* What to produce
Reproduce each line that includes the word "last".

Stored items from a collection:
====
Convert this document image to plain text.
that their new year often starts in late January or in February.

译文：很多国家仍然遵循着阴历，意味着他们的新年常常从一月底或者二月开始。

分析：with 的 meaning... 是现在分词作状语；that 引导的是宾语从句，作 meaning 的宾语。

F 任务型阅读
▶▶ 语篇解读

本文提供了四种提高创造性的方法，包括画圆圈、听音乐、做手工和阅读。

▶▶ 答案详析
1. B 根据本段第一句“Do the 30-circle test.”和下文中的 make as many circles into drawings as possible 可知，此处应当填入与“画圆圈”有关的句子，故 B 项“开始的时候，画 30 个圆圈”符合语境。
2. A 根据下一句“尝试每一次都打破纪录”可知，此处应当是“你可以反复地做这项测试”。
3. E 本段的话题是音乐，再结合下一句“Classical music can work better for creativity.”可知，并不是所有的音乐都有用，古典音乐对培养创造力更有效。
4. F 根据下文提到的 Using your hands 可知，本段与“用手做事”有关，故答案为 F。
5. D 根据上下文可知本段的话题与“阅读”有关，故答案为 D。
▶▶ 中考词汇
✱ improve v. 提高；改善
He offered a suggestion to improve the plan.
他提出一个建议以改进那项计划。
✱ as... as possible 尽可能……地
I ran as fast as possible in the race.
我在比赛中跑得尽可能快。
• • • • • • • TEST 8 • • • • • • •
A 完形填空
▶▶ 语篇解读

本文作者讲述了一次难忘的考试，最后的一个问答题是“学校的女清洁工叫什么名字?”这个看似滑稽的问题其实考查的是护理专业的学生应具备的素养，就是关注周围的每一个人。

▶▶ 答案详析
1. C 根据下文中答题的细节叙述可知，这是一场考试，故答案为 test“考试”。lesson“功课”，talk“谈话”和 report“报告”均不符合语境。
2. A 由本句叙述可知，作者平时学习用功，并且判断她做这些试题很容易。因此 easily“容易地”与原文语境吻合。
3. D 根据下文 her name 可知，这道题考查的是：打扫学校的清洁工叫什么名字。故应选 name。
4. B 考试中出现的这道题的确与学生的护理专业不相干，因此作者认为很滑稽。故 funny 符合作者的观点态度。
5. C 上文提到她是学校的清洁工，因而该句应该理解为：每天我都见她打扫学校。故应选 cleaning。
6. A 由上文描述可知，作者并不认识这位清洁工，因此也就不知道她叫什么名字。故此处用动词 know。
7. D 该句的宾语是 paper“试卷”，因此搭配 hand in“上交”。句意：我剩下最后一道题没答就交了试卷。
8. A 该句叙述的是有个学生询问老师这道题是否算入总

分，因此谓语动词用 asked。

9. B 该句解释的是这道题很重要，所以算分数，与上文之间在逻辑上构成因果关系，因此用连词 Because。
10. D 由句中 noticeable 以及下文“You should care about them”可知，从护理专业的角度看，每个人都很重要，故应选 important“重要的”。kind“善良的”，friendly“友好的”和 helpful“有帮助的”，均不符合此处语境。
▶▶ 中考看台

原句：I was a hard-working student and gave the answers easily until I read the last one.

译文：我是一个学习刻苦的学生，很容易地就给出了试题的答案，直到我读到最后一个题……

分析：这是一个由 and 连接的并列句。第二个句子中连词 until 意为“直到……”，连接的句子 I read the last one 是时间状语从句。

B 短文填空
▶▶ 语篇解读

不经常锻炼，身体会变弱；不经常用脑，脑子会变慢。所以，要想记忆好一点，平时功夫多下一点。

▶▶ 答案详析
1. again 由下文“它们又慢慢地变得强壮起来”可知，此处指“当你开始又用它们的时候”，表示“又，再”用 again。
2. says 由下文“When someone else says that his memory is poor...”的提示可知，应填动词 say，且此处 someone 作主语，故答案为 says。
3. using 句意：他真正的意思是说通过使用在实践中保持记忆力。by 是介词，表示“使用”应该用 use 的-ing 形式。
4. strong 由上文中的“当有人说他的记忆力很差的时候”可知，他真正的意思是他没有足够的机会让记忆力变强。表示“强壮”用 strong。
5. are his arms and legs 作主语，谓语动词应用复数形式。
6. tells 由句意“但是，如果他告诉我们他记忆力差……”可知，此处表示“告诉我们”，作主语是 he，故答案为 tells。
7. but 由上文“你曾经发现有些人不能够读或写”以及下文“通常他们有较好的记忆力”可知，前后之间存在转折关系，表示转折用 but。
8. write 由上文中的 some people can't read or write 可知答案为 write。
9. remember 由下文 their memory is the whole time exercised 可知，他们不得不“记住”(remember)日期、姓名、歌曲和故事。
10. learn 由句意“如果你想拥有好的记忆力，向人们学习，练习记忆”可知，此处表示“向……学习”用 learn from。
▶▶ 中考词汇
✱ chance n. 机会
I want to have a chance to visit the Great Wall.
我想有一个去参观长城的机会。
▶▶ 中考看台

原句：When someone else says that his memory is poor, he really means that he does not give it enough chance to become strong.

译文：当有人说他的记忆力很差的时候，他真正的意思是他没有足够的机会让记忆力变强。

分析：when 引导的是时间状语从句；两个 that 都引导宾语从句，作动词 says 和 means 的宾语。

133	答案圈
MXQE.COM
====
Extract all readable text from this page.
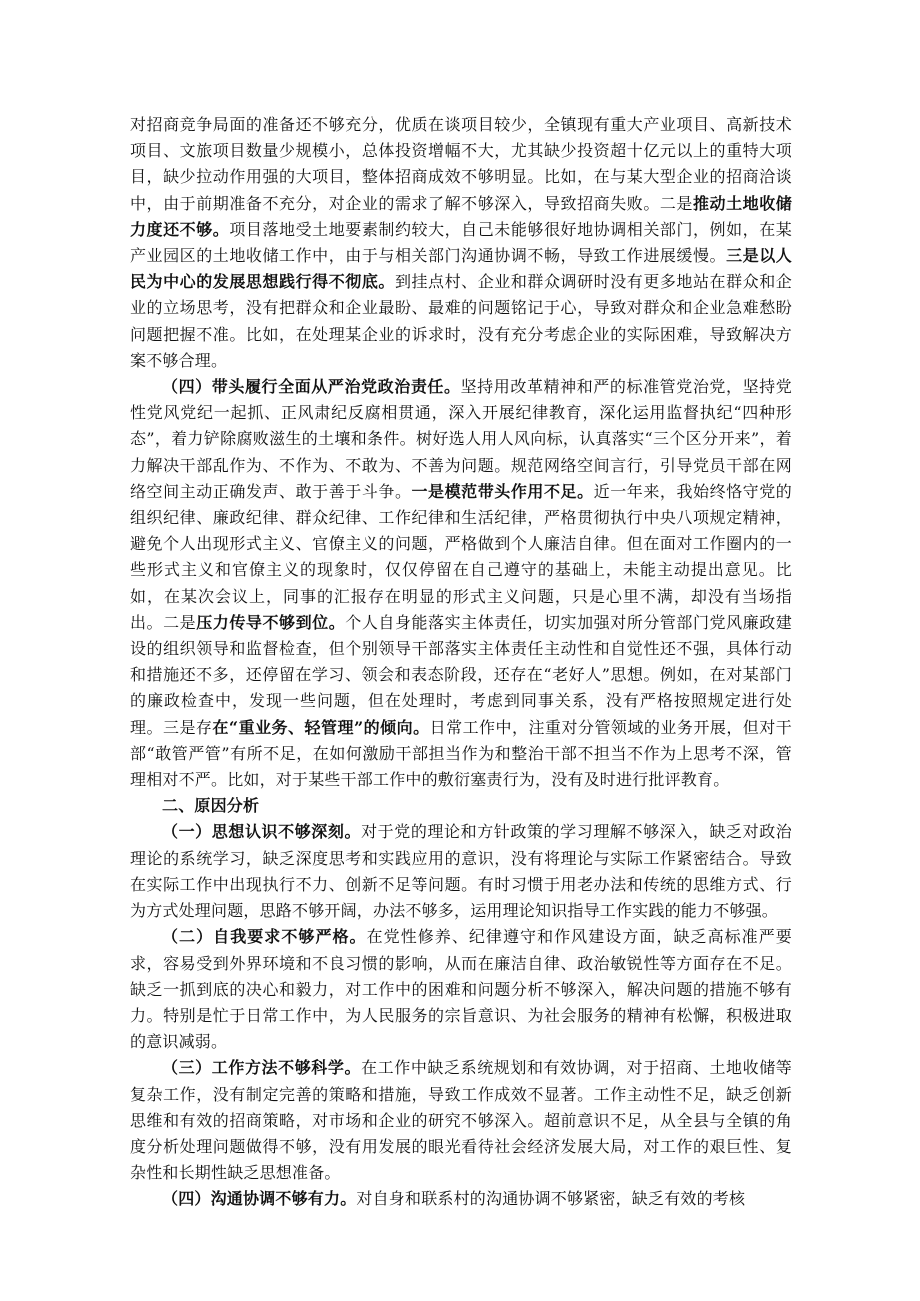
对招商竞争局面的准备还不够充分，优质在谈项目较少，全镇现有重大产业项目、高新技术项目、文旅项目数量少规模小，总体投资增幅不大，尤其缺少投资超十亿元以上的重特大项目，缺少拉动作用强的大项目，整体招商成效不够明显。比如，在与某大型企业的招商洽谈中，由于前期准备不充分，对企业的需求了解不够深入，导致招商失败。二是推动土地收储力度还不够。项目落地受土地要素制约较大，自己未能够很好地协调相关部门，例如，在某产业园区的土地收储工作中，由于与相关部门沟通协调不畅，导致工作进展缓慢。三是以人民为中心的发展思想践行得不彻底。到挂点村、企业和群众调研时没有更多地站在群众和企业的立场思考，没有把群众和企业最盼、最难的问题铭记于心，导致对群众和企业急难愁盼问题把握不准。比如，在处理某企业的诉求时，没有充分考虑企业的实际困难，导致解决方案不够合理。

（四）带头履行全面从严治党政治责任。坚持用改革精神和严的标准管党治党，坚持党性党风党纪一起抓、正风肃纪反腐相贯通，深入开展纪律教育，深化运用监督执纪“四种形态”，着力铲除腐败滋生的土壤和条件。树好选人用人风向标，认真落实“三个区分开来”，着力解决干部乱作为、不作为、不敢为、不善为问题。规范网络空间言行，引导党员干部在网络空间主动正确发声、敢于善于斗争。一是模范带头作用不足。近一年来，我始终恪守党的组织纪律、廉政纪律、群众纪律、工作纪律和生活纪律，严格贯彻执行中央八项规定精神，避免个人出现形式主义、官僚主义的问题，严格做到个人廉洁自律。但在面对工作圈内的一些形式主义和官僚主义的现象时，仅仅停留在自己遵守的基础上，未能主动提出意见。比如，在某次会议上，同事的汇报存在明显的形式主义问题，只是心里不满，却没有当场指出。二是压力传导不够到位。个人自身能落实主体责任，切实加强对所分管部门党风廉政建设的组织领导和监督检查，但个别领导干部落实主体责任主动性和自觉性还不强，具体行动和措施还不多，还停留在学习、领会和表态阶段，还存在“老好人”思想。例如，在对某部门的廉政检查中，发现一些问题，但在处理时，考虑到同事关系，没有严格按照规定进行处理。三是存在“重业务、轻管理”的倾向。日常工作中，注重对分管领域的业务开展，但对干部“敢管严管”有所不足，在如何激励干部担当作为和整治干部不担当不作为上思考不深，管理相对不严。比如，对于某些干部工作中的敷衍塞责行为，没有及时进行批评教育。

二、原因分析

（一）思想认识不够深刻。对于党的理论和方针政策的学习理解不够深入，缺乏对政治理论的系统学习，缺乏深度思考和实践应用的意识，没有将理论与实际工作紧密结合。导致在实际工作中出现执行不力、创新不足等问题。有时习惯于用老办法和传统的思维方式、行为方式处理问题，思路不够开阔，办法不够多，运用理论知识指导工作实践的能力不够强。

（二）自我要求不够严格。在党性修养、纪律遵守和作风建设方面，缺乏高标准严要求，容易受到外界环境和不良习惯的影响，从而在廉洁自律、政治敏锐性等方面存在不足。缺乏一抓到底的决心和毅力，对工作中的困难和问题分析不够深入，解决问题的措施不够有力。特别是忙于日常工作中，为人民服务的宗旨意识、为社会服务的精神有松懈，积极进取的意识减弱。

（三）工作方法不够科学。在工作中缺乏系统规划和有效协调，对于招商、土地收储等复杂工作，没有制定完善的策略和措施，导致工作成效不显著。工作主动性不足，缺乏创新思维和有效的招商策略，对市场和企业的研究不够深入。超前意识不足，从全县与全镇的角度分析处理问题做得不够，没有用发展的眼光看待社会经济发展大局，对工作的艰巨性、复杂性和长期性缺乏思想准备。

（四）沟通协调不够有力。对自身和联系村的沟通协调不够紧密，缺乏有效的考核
====
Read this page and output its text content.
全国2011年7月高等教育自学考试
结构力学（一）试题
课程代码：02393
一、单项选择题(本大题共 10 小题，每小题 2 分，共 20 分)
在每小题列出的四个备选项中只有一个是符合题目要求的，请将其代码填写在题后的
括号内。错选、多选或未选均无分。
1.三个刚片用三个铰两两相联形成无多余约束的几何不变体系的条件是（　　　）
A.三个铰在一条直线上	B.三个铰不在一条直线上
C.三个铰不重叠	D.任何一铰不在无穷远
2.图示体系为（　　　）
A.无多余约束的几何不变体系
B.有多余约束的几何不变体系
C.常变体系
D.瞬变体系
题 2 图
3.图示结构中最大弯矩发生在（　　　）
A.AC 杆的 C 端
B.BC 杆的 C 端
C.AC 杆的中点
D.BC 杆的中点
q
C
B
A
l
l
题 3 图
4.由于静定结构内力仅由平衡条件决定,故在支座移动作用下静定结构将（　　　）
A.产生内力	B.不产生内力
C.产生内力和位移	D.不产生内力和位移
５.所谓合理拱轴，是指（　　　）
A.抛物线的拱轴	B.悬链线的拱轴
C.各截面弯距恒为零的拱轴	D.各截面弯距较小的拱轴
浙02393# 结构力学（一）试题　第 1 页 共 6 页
====
* Finished answer
原句：I was a hard-working student and gave the answers easily until I read the last one.
分析：这是一个由 and 连接的并列句。第二个句子中连词 until 意为“直到……”，连接的句子 I read the last one 是时间状语从句。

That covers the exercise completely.